• Task A: Decide whether each statement agrees with the sumLINK abstract, answering yes or no and quoting the words that decide it: (i) the sumLOD is the sum of positive multipoint LOD scores; (ii) type 1 error rates were checked with 100 genome-wide analyses of simulated null data; (iii) the prostate cancer analysis covered 190 aggressive prostate cancer pedigrees.
• Task B: Please carry on the sumLINK abstract, starting after its final sentence.

• Extract:
The sumLINK statistic for genetic linkage analysis in the presence of heterogeneity

Abstract

We present the "sumLINK" statistic--the sum of multipoint LOD scores for the subset of pedigrees with nominally significant linkage evidence at a given locus--as an alternative to common methods to identify susceptibility loci in the presence of heterogeneity. We also suggest the "sumLOD" statistic (the sum of positive multipoint LOD scores) as a companion to the sumLINK. sumLINK analysis identifies genetic regions of extreme consistency across pedigrees without regard to negative evidence from unlinked or uninformative pedigrees. Significance is determined by an innovative permutation procedure based on genome shuffling that randomizes linkage information across pedigrees. This procedure for generating the empirical null distribution may be useful for other linkage-based statistics as well. Using 500 genome-wide analyses of simulated null data, we show that the genome shuffling procedure results in the correct type 1 error rates for both the sumLINK and sumLOD. The power of the statistics was tested using 100 sets of simulated genome-wide data from the alternative hypothesis from GAW13. Finally, we illustrate the statistics in an analysis of 190 aggressive prostate cancer pedigrees from the International Consortium for Prostate Cancer Genetics, where we identified a new susceptibility locus. We propose that the sumLINK and sumLOD are ideal for collaborative projects and meta-analyses, as they do not require any sharing of identifiable data between contributing institutions. Further, loci identified with the sumLINK have good potential for gene localization via statistical recombinant mapping, as, by definition, several linked pedigrees contribute to each peak.

• Supplied material:
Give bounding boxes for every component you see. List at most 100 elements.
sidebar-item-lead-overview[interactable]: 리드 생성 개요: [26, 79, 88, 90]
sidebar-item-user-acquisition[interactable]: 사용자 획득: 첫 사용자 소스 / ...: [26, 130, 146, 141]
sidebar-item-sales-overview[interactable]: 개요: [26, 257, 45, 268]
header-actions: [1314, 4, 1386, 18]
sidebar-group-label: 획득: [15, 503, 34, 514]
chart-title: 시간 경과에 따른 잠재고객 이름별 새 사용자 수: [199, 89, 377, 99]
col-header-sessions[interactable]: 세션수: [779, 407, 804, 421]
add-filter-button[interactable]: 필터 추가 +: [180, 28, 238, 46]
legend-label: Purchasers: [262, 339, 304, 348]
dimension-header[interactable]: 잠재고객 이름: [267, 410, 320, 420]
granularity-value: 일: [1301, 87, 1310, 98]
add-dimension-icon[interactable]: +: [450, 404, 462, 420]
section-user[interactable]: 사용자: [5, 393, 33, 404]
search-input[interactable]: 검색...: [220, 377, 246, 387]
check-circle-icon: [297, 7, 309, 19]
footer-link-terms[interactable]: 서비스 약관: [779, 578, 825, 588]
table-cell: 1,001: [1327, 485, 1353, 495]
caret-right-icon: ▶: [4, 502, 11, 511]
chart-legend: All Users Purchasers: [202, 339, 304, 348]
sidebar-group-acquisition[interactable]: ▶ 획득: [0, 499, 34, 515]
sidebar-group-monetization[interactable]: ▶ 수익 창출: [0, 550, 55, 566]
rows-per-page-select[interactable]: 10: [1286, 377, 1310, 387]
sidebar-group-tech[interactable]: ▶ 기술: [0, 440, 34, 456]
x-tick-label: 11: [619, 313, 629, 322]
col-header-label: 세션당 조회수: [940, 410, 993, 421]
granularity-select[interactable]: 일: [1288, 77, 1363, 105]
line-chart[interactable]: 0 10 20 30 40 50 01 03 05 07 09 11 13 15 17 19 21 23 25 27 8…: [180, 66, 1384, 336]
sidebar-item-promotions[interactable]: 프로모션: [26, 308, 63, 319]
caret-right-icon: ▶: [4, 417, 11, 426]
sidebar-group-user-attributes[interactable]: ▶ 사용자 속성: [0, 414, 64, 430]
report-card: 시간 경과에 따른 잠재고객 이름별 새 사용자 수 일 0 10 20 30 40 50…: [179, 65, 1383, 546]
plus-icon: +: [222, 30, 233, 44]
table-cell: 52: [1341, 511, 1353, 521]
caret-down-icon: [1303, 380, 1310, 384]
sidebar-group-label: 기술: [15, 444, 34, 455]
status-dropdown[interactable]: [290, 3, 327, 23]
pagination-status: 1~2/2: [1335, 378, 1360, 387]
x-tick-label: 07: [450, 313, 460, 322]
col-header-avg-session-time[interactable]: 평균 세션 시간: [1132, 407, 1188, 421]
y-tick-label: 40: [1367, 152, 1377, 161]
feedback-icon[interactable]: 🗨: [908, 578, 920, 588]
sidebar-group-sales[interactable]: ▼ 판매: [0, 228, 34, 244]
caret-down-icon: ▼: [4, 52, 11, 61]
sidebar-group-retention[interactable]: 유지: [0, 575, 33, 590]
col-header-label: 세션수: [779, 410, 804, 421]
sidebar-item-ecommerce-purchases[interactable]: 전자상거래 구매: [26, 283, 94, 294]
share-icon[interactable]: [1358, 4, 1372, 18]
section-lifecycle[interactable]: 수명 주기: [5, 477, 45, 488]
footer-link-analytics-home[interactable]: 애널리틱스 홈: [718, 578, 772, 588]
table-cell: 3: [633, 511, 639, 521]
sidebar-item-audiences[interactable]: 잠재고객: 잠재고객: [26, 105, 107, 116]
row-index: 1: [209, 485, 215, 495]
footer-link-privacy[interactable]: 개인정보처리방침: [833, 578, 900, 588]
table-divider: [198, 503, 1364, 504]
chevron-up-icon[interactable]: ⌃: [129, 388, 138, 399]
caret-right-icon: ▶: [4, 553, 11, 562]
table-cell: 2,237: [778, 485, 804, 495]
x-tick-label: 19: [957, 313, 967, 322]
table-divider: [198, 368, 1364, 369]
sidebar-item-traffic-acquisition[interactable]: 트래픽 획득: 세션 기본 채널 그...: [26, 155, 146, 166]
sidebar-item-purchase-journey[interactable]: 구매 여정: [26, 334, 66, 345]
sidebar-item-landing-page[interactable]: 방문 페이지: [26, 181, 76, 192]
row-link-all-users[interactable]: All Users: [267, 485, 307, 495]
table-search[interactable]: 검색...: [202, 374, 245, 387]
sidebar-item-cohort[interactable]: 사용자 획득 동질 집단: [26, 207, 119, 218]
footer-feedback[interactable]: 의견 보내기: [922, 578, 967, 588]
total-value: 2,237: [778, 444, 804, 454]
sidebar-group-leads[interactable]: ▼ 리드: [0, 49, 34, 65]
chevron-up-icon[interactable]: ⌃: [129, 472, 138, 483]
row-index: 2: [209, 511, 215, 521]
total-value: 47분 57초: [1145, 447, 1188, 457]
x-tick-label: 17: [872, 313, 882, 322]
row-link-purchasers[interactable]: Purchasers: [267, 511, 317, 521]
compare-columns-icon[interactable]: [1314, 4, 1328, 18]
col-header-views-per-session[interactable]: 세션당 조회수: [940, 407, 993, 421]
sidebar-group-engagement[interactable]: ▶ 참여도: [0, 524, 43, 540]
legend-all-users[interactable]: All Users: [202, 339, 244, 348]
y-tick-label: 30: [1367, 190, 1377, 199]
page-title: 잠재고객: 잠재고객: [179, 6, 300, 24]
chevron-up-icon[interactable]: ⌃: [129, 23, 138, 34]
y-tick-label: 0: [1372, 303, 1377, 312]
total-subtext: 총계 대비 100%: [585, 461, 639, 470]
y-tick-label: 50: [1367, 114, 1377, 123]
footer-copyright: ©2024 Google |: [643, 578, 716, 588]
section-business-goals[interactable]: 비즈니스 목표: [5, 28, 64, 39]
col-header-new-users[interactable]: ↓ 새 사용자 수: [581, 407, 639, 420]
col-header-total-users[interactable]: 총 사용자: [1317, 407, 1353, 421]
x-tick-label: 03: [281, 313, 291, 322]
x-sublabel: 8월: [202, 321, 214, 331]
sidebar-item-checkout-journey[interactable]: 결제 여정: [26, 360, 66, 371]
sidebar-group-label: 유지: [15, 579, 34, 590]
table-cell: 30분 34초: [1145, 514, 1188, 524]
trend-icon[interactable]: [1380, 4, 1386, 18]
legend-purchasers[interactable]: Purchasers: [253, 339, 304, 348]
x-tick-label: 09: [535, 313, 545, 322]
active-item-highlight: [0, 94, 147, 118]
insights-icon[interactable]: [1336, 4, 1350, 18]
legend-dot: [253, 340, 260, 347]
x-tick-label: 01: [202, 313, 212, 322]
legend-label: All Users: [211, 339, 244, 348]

• Task output A:
(i) Yes: "the sum of positive multipoint LOD scores"
(ii) No: "Using 500 genome-wide analyses of simulated null data"
(iii) Yes: "an analysis of 190 aggressive prostate cancer pedigrees"

• Task output B:
Figure 1

Shuffling procedure for creating null distribution. A) Raw test statistic is calculated across un-shuffled data at regular intervals throughout the genome. Figure shows five pedigrees (rows) and four chromosomes (columns). B) Chromosomes are connected end-to-end in random order within each pedigree, and the resulting loop is broken at a random location to create a new starting point. C) The new starting points are aligned, and null statistics can be calculated along the shuffled genome.

Figure 2

Simplistic illustration of the calculation of the sumLINK statistic. The linkage evidence for three pedigrees (broken lines) are shown across 6 loci. The sumLINK calculated from these three pedigrees in shown by the heavy black line. Pedigree LOD scores that are marked with a diamond meet the threshold for inclusion and these are summed to produce the sumLINK. Pedigree LOD scores marked with a cross do not meet the threshold for inclusion and do not contribute to the sumLINK.

Figure 3

Genome-wide multipoint sumLINK results (dominant model) and sumLOD results (recessive model) for the ICPCG aggressive prostate cancer data.

Figure 4

LOD traces for each pedigree contributing to the linkage results on chromosomes A) 20-dominant, B) 11-recessive, and C) 2-dominant. Black bars indicate the two-recombinant localization regions.